— BEGIN DATA —
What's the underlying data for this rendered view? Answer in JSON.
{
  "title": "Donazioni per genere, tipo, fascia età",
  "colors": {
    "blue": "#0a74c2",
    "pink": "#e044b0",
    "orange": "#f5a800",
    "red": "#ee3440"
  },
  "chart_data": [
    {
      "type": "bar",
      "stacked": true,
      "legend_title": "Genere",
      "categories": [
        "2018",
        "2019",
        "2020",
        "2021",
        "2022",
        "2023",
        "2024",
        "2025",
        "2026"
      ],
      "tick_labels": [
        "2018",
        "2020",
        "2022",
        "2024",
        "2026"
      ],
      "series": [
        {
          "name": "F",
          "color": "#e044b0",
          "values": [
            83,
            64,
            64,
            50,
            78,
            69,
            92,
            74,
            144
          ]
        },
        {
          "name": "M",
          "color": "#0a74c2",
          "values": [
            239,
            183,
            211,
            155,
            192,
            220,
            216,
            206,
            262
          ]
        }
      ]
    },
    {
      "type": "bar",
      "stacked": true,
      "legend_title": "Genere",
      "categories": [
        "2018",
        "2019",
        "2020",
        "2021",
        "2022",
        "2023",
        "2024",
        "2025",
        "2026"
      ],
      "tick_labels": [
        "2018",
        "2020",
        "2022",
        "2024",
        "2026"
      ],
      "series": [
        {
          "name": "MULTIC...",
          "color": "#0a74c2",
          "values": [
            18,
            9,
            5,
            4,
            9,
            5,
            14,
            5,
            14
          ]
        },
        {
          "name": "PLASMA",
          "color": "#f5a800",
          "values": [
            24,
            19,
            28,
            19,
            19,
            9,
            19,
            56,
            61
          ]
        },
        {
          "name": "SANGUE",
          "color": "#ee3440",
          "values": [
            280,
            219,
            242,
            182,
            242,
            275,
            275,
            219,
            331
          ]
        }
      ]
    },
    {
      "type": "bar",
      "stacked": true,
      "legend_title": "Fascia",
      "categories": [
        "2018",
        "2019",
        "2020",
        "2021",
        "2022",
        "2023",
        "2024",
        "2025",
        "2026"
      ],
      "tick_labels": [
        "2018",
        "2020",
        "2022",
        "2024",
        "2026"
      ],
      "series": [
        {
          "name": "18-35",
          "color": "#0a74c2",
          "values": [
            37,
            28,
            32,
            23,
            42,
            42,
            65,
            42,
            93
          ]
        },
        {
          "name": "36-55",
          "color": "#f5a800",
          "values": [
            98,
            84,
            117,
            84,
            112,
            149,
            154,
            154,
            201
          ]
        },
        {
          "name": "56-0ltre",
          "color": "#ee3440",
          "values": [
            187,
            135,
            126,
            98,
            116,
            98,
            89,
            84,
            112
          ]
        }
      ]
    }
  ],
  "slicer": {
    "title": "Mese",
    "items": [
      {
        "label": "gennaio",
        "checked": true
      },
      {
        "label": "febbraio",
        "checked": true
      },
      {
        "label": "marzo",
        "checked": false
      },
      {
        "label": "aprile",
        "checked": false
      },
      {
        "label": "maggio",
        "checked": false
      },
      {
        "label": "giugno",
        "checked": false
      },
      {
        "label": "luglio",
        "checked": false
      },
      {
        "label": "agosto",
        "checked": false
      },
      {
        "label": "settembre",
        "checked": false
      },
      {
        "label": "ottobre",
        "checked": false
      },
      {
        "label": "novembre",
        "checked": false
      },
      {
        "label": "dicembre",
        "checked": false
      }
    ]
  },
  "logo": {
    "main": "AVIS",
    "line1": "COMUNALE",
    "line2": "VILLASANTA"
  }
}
— END DATA —
▶ **TO BE DONE**: Word for word, quote all of the data above.

▶ **ANSWER TO THIS PROBLEM**:
What's the underlying data for this rendered view? Answer in JSON.
{
  "title": "Donazioni per genere, tipo, fascia età",
  "colors": {
    "blue": "#0a74c2",
    "pink": "#e044b0",
    "orange": "#f5a800",
    "red": "#ee3440"
  },
  "chart_data": [
    {
      "type": "bar",
      "stacked": true,
      "legend_title": "Genere",
      "categories": [
        "2018",
        "2019",
        "2020",
        "2021",
        "2022",
        "2023",
        "2024",
        "2025",
        "2026"
      ],
      "tick_labels": [
        "2018",
        "2020",
        "2022",
        "2024",
        "2026"
      ],
      "series": [
        {
          "name": "F",
          "color": "#e044b0",
          "values": [
            83,
            64,
            64,
            50,
            78,
            69,
            92,
            74,
            144
          ]
        },
        {
          "name": "M",
          "color": "#0a74c2",
          "values": [
            239,
            183,
            211,
            155,
            192,
            220,
            216,
            206,
            262
          ]
        }
      ]
    },
    {
      "type": "bar",
      "stacked": true,
      "legend_title": "Genere",
      "categories": [
        "2018",
        "2019",
        "2020",
        "2021",
        "2022",
        "2023",
        "2024",
        "2025",
        "2026"
      ],
      "tick_labels": [
        "2018",
        "2020",
        "2022",
        "2024",
        "2026"
      ],
      "series": [
        {
          "name": "MULTIC...",
          "color": "#0a74c2",
          "values": [
            18,
            9,
            5,
            4,
            9,
            5,
            14,
            5,
            14
          ]
        },
        {
          "name": "PLASMA",
          "color": "#f5a800",
          "values": [
            24,
            19,
            28,
            19,
            19,
            9,
            19,
            56,
            61
          ]
        },
        {
          "name": "SANGUE",
          "color": "#ee3440",
          "values": [
            280,
            219,
            242,
            182,
            242,
            275,
            275,
            219,
            331
          ]
        }
      ]
    },
    {
      "type": "bar",
      "stacked": true,
      "legend_title": "Fascia",
      "categories": [
        "2018",
        "2019",
        "2020",
        "2021",
        "2022",
        "2023",
        "2024",
        "2025",
        "2026"
      ],
      "tick_labels": [
        "2018",
        "2020",
        "2022",
        "2024",
        "2026"
      ],
      "series": [
        {
          "name": "18-35",
          "color": "#0a74c2",
          "values": [
            37,
            28,
            32,
            23,
            42,
            42,
            65,
            42,
            93
          ]
        },
        {
          "name": "36-55",
          "color": "#f5a800",
          "values": [
            98,
            84,
            117,
            84,
            112,
            149,
            154,
            154,
            201
          ]
        },
        {
          "name": "56-0ltre",
          "color": "#ee3440",
          "values": [
            187,
            135,
            126,
            98,
            116,
            98,
            89,
            84,
            112
          ]
        }
      ]
    }
  ],
  "slicer": {
    "title": "Mese",
    "items": [
      {
        "label": "gennaio",
        "checked": true
      },
      {
        "label": "febbraio",
        "checked": true
      },
      {
        "label": "marzo",
        "checked": false
      },
      {
        "label": "aprile",
        "checked": false
      },
      {
        "label": "maggio",
        "checked": false
      },
      {
        "label": "giugno",
        "checked": false
      },
      {
        "label": "luglio",
        "checked": false
      },
      {
        "label": "agosto",
        "checked": false
      },
      {
        "label": "settembre",
        "checked": false
      },
      {
        "label": "ottobre",
        "checked": false
      },
      {
        "label": "novembre",
        "checked": false
      },
      {
        "label": "dicembre",
        "checked": false
      }
    ]
  },
  "logo": {
    "main": "AVIS",
    "line1": "COMUNALE",
    "line2": "VILLASANTA"
  }
}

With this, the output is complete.